** Instructions for the task **
Find the string "this" in the entries and copy each line that has it.

-- START --

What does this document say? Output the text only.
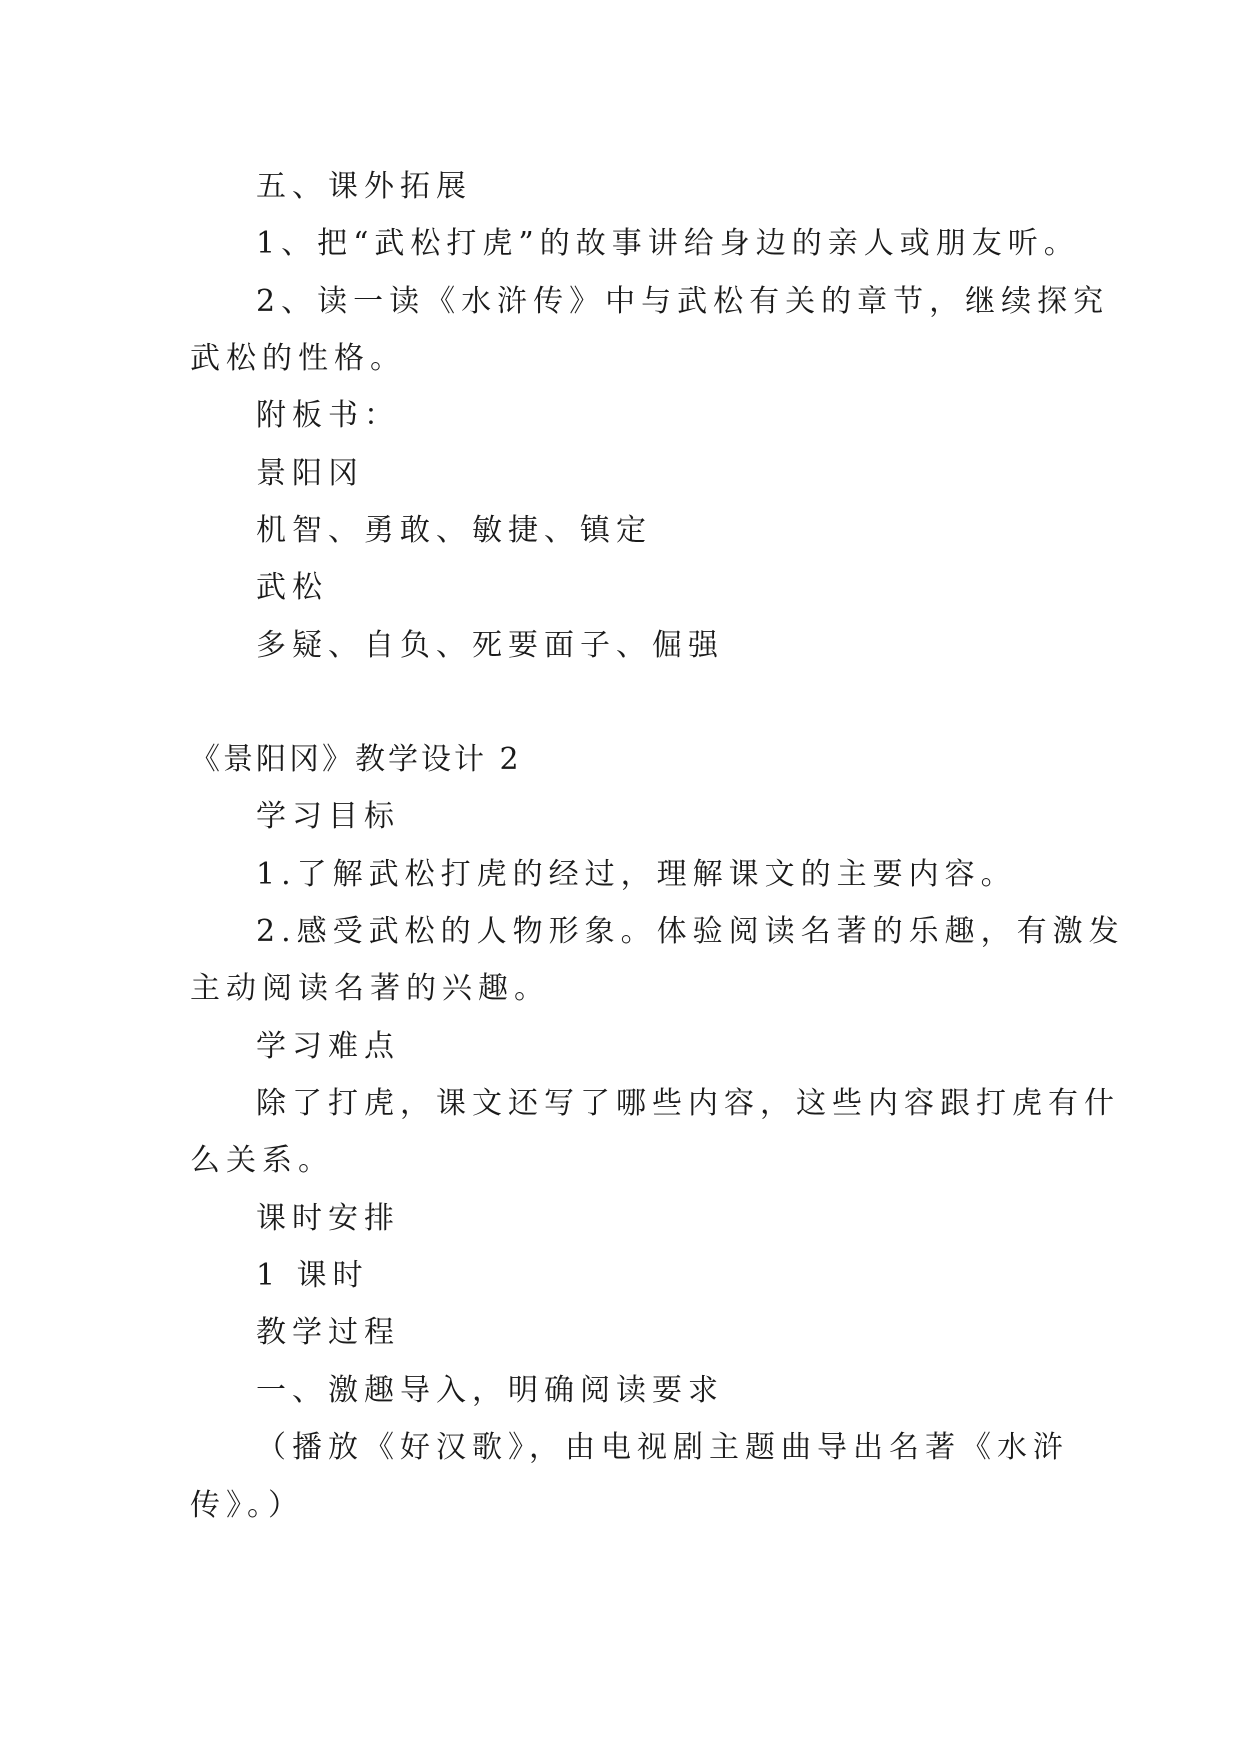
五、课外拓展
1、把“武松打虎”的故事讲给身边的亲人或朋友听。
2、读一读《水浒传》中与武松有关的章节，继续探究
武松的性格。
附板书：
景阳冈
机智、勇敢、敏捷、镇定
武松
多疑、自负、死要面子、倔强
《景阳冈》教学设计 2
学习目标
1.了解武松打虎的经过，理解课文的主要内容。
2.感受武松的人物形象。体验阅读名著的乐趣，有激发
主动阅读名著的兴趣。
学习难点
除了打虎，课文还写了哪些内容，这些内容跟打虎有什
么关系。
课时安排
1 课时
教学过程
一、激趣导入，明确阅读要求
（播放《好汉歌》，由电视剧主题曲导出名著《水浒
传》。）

-- END --
-- START --

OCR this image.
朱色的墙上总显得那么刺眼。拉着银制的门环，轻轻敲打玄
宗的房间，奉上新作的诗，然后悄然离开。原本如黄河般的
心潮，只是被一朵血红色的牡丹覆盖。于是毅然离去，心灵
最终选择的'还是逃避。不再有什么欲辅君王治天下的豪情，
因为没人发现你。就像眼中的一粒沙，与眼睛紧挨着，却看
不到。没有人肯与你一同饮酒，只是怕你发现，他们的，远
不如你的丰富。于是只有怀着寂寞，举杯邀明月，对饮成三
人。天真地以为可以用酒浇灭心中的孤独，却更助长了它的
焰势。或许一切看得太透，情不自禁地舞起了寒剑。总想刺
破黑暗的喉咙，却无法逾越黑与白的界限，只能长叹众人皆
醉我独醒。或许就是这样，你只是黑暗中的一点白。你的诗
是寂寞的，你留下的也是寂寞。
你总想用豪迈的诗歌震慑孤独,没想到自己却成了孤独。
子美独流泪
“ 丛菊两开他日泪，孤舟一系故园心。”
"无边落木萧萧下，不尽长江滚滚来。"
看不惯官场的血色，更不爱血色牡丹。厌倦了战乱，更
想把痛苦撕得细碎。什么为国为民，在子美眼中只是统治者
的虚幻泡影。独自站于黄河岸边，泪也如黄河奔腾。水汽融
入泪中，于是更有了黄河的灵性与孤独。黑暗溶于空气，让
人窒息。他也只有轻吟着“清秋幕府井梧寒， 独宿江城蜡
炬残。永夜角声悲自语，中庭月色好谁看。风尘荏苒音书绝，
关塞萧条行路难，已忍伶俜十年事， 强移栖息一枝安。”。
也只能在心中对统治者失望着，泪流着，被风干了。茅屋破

-- END --

** Reply **
What does this document say? Output the text only.
OCR this image.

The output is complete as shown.